— start Data for this exercise —

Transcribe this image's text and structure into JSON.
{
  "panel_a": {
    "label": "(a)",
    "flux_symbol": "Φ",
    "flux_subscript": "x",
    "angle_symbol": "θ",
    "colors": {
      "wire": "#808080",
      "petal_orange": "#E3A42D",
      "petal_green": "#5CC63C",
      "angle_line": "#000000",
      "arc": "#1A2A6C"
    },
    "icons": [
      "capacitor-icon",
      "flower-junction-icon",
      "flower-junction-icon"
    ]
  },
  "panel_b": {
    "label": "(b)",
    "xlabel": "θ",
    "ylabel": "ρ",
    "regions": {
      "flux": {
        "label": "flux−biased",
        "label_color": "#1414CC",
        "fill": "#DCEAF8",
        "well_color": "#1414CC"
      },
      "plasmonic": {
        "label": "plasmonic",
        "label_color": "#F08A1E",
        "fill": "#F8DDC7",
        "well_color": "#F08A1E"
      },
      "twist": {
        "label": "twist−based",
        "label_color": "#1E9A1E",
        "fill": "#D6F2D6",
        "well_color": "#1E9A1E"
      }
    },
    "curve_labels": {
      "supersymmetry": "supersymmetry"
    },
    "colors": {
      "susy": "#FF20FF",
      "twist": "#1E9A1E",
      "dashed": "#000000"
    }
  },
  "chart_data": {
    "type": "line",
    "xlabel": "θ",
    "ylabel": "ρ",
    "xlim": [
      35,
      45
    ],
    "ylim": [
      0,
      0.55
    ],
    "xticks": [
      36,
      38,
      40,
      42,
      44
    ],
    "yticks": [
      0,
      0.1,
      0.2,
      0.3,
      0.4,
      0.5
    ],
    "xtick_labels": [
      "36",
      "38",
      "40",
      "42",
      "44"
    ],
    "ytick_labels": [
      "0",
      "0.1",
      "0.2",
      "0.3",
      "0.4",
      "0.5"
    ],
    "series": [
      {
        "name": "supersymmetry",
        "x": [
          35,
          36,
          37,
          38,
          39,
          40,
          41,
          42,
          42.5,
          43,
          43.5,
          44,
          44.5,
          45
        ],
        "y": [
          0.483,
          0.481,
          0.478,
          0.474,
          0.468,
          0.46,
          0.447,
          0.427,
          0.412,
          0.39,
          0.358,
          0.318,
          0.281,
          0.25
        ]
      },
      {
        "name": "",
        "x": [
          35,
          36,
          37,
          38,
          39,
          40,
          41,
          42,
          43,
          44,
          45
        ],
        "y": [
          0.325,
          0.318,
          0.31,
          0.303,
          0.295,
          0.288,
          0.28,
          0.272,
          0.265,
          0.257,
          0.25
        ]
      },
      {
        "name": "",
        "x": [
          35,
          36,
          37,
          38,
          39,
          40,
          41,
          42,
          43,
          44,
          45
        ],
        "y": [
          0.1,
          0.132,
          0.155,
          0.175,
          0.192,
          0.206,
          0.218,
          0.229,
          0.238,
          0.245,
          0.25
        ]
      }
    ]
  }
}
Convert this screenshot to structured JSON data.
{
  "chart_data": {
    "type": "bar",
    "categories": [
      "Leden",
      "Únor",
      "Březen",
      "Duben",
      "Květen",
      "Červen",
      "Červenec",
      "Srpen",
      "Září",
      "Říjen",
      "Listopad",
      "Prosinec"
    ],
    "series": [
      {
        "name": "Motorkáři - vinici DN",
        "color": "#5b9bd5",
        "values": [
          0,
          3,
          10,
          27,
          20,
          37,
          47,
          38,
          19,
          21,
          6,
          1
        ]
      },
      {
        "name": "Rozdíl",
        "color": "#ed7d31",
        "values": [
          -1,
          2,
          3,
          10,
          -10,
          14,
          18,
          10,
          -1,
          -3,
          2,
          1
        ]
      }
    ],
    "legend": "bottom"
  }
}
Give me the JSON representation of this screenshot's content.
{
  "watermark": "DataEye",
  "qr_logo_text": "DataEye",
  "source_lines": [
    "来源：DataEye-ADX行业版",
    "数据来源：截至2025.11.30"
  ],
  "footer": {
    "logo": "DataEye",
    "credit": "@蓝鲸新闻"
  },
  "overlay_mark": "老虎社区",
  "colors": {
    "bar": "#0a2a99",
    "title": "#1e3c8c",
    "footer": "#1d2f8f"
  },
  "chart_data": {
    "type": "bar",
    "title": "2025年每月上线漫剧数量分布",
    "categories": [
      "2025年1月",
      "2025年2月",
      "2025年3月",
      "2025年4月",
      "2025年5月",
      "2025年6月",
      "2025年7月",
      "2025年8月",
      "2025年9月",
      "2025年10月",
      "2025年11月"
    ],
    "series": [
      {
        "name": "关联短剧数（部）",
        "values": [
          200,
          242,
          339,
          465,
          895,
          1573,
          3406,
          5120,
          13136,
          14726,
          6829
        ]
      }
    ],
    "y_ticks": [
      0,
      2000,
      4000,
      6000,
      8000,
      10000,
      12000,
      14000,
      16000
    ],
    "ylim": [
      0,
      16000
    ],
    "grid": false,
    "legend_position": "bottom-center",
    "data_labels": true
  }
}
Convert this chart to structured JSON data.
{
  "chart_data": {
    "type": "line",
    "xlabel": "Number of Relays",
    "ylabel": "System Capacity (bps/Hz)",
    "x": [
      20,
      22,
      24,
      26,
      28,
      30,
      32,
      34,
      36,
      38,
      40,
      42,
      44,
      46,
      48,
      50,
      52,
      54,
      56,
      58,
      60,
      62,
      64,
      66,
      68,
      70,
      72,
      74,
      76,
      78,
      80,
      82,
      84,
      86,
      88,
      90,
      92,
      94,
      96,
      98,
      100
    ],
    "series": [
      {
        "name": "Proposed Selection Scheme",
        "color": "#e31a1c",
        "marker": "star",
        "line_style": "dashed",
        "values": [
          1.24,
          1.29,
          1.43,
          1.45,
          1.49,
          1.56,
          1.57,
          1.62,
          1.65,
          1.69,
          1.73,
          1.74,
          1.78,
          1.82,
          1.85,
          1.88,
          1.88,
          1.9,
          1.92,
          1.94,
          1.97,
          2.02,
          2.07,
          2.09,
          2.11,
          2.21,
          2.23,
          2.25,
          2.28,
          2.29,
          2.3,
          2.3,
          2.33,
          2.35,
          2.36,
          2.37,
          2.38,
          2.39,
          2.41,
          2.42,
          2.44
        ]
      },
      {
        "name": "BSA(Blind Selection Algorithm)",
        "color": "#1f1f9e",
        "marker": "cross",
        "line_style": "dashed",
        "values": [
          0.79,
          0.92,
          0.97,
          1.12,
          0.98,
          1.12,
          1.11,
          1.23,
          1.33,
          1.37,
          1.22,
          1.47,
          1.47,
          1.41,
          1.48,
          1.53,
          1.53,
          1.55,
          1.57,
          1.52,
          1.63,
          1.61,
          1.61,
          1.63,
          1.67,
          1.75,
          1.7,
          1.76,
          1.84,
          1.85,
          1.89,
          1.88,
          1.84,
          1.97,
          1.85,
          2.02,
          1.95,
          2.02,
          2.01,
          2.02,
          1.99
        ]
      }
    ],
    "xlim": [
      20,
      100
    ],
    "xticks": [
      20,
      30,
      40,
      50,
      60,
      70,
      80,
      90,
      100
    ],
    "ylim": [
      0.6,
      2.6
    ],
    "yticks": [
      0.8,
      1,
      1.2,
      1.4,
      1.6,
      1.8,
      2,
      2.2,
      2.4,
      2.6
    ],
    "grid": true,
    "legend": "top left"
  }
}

— end Data for this exercise —

Directions |
Repeat every record exactly as written, please.

Solution to this task |
Transcribe this image's text and structure into JSON.
{
  "panel_a": {
    "label": "(a)",
    "flux_symbol": "Φ",
    "flux_subscript": "x",
    "angle_symbol": "θ",
    "colors": {
      "wire": "#808080",
      "petal_orange": "#E3A42D",
      "petal_green": "#5CC63C",
      "angle_line": "#000000",
      "arc": "#1A2A6C"
    },
    "icons": [
      "capacitor-icon",
      "flower-junction-icon",
      "flower-junction-icon"
    ]
  },
  "panel_b": {
    "label": "(b)",
    "xlabel": "θ",
    "ylabel": "ρ",
    "regions": {
      "flux": {
        "label": "flux−biased",
        "label_color": "#1414CC",
        "fill": "#DCEAF8",
        "well_color": "#1414CC"
      },
      "plasmonic": {
        "label": "plasmonic",
        "label_color": "#F08A1E",
        "fill": "#F8DDC7",
        "well_color": "#F08A1E"
      },
      "twist": {
        "label": "twist−based",
        "label_color": "#1E9A1E",
        "fill": "#D6F2D6",
        "well_color": "#1E9A1E"
      }
    },
    "curve_labels": {
      "supersymmetry": "supersymmetry"
    },
    "colors": {
      "susy": "#FF20FF",
      "twist": "#1E9A1E",
      "dashed": "#000000"
    }
  },
  "chart_data": {
    "type": "line",
    "xlabel": "θ",
    "ylabel": "ρ",
    "xlim": [
      35,
      45
    ],
    "ylim": [
      0,
      0.55
    ],
    "xticks": [
      36,
      38,
      40,
      42,
      44
    ],
    "yticks": [
      0,
      0.1,
      0.2,
      0.3,
      0.4,
      0.5
    ],
    "xtick_labels": [
      "36",
      "38",
      "40",
      "42",
      "44"
    ],
    "ytick_labels": [
      "0",
      "0.1",
      "0.2",
      "0.3",
      "0.4",
      "0.5"
    ],
    "series": [
      {
        "name": "supersymmetry",
        "x": [
          35,
          36,
          37,
          38,
          39,
          40,
          41,
          42,
          42.5,
          43,
          43.5,
          44,
          44.5,
          45
        ],
        "y": [
          0.483,
          0.481,
          0.478,
          0.474,
          0.468,
          0.46,
          0.447,
          0.427,
          0.412,
          0.39,
          0.358,
          0.318,
          0.281,
          0.25
        ]
      },
      {
        "name": "",
        "x": [
          35,
          36,
          37,
          38,
          39,
          40,
          41,
          42,
          43,
          44,
          45
        ],
        "y": [
          0.325,
          0.318,
          0.31,
          0.303,
          0.295,
          0.288,
          0.28,
          0.272,
          0.265,
          0.257,
          0.25
        ]
      },
      {
        "name": "",
        "x": [
          35,
          36,
          37,
          38,
          39,
          40,
          41,
          42,
          43,
          44,
          45
        ],
        "y": [
          0.1,
          0.132,
          0.155,
          0.175,
          0.192,
          0.206,
          0.218,
          0.229,
          0.238,
          0.245,
          0.25
        ]
      }
    ]
  }
}
Convert this screenshot to structured JSON data.
{
  "chart_data": {
    "type": "bar",
    "categories": [
      "Leden",
      "Únor",
      "Březen",
      "Duben",
      "Květen",
      "Červen",
      "Červenec",
      "Srpen",
      "Září",
      "Říjen",
      "Listopad",
      "Prosinec"
    ],
    "series": [
      {
        "name": "Motorkáři - vinici DN",
        "color": "#5b9bd5",
        "values": [
          0,
          3,
          10,
          27,
          20,
          37,
          47,
          38,
          19,
          21,
          6,
          1
        ]
      },
      {
        "name": "Rozdíl",
        "color": "#ed7d31",
        "values": [
          -1,
          2,
          3,
          10,
          -10,
          14,
          18,
          10,
          -1,
          -3,
          2,
          1
        ]
      }
    ],
    "legend": "bottom"
  }
}
Give me the JSON representation of this screenshot's content.
{
  "watermark": "DataEye",
  "qr_logo_text": "DataEye",
  "source_lines": [
    "来源：DataEye-ADX行业版",
    "数据来源：截至2025.11.30"
  ],
  "footer": {
    "logo": "DataEye",
    "credit": "@蓝鲸新闻"
  },
  "overlay_mark": "老虎社区",
  "colors": {
    "bar": "#0a2a99",
    "title": "#1e3c8c",
    "footer": "#1d2f8f"
  },
  "chart_data": {
    "type": "bar",
    "title": "2025年每月上线漫剧数量分布",
    "categories": [
      "2025年1月",
      "2025年2月",
      "2025年3月",
      "2025年4月",
      "2025年5月",
      "2025年6月",
      "2025年7月",
      "2025年8月",
      "2025年9月",
      "2025年10月",
      "2025年11月"
    ],
    "series": [
      {
        "name": "关联短剧数（部）",
        "values": [
          200,
          242,
          339,
          465,
          895,
          1573,
          3406,
          5120,
          13136,
          14726,
          6829
        ]
      }
    ],
    "y_ticks": [
      0,
      2000,
      4000,
      6000,
      8000,
      10000,
      12000,
      14000,
      16000
    ],
    "ylim": [
      0,
      16000
    ],
    "grid": false,
    "legend_position": "bottom-center",
    "data_labels": true
  }
}
Convert this chart to structured JSON data.
{
  "chart_data": {
    "type": "line",
    "xlabel": "Number of Relays",
    "ylabel": "System Capacity (bps/Hz)",
    "x": [
      20,
      22,
      24,
      26,
      28,
      30,
      32,
      34,
      36,
      38,
      40,
      42,
      44,
      46,
      48,
      50,
      52,
      54,
      56,
      58,
      60,
      62,
      64,
      66,
      68,
      70,
      72,
      74,
      76,
      78,
      80,
      82,
      84,
      86,
      88,
      90,
      92,
      94,
      96,
      98,
      100
    ],
    "series": [
      {
        "name": "Proposed Selection Scheme",
        "color": "#e31a1c",
        "marker": "star",
        "line_style": "dashed",
        "values": [
          1.24,
          1.29,
          1.43,
          1.45,
          1.49,
          1.56,
          1.57,
          1.62,
          1.65,
          1.69,
          1.73,
          1.74,
          1.78,
          1.82,
          1.85,
          1.88,
          1.88,
          1.9,
          1.92,
          1.94,
          1.97,
          2.02,
          2.07,
          2.09,
          2.11,
          2.21,
          2.23,
          2.25,
          2.28,
          2.29,
          2.3,
          2.3,
          2.33,
          2.35,
          2.36,
          2.37,
          2.38,
          2.39,
          2.41,
          2.42,
          2.44
        ]
      },
      {
        "name": "BSA(Blind Selection Algorithm)",
        "color": "#1f1f9e",
        "marker": "cross",
        "line_style": "dashed",
        "values": [
          0.79,
          0.92,
          0.97,
          1.12,
          0.98,
          1.12,
          1.11,
          1.23,
          1.33,
          1.37,
          1.22,
          1.47,
          1.47,
          1.41,
          1.48,
          1.53,
          1.53,
          1.55,
          1.57,
          1.52,
          1.63,
          1.61,
          1.61,
          1.63,
          1.67,
          1.75,
          1.7,
          1.76,
          1.84,
          1.85,
          1.89,
          1.88,
          1.84,
          1.97,
          1.85,
          2.02,
          1.95,
          2.02,
          2.01,
          2.02,
          1.99
        ]
      }
    ],
    "xlim": [
      20,
      100
    ],
    "xticks": [
      20,
      30,
      40,
      50,
      60,
      70,
      80,
      90,
      100
    ],
    "ylim": [
      0.6,
      2.6
    ],
    "yticks": [
      0.8,
      1,
      1.2,
      1.4,
      1.6,
      1.8,
      2,
      2.2,
      2.4,
      2.6
    ],
    "grid": true,
    "legend": "top left"
  }
}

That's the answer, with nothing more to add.